• _Directions for this task_
Leave out the pictures, then reproduce the rest of the material exactly.

## START Records to use

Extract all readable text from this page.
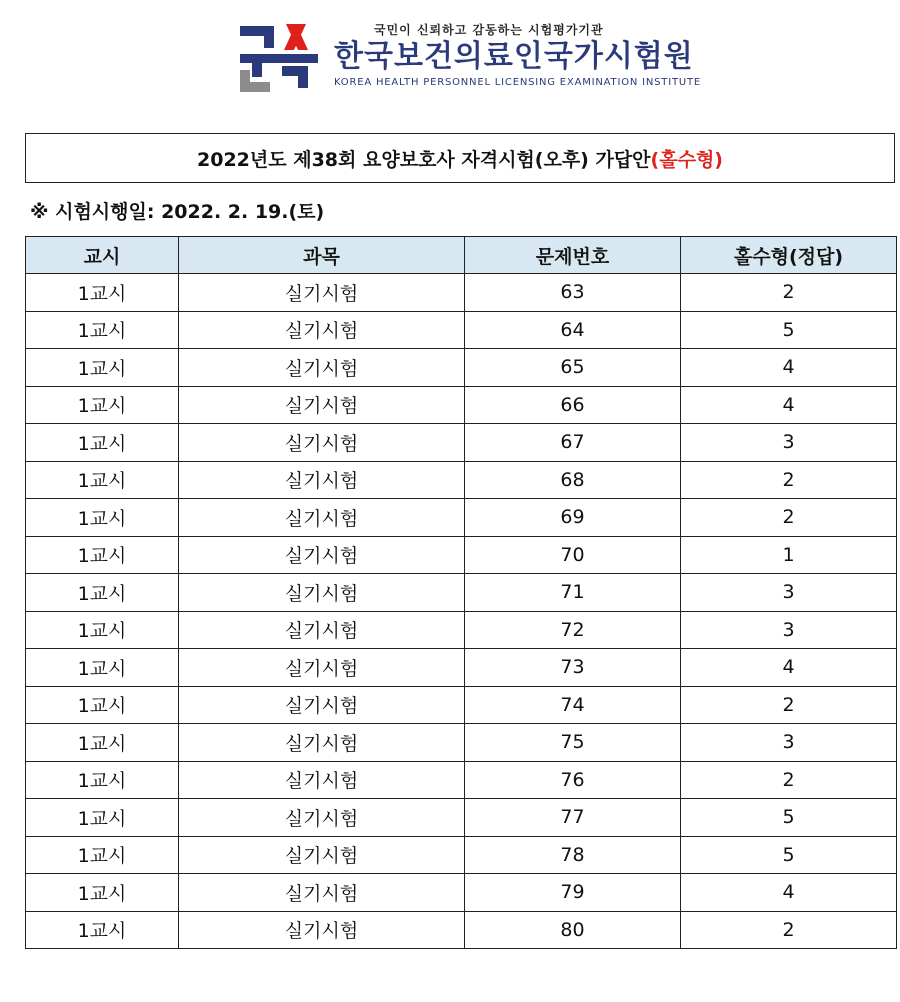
국민이 신뢰하고 감동하는 시험평가기관
한국보건의료인국가시험원
KOREA HEALTH PERSONNEL LICENSING EXAMINATION INSTITUTE
2022년도 제38회 요양보호사 자격시험(오후) 가답안 (홀수형)
※ 시험시행일: 2022. 2. 19.(토)
교시	과목	문제번호	홀수형(정답)
1교시	실기시험	63	2
1교시	실기시험	64	5
1교시	실기시험	65	4
1교시	실기시험	66	4
1교시	실기시험	67	3
1교시	실기시험	68	2
1교시	실기시험	69	2
1교시	실기시험	70	1
1교시	실기시험	71	3
1교시	실기시험	72	3
1교시	실기시험	73	4
1교시	실기시험	74	2
1교시	실기시험	75	3
1교시	실기시험	76	2
1교시	실기시험	77	5
1교시	실기시험	78	5
1교시	실기시험	79	4
1교시	실기시험	80	2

## END Records to use

• _Task output_
Extract all readable text from this page.
국민이 신뢰하고 감동하는 시험평가기관
한국보건의료인국가시험원
KOREA HEALTH PERSONNEL LICENSING EXAMINATION INSTITUTE
2022년도 제38회 요양보호사 자격시험(오후) 가답안 (홀수형)
※ 시험시행일: 2022. 2. 19.(토)
교시	과목	문제번호	홀수형(정답)
1교시	실기시험	63	2
1교시	실기시험	64	5
1교시	실기시험	65	4
1교시	실기시험	66	4
1교시	실기시험	67	3
1교시	실기시험	68	2
1교시	실기시험	69	2
1교시	실기시험	70	1
1교시	실기시험	71	3
1교시	실기시험	72	3
1교시	실기시험	73	4
1교시	실기시험	74	2
1교시	실기시험	75	3
1교시	실기시험	76	2
1교시	실기시험	77	5
1교시	실기시험	78	5
1교시	실기시험	79	4
1교시	실기시험	80	2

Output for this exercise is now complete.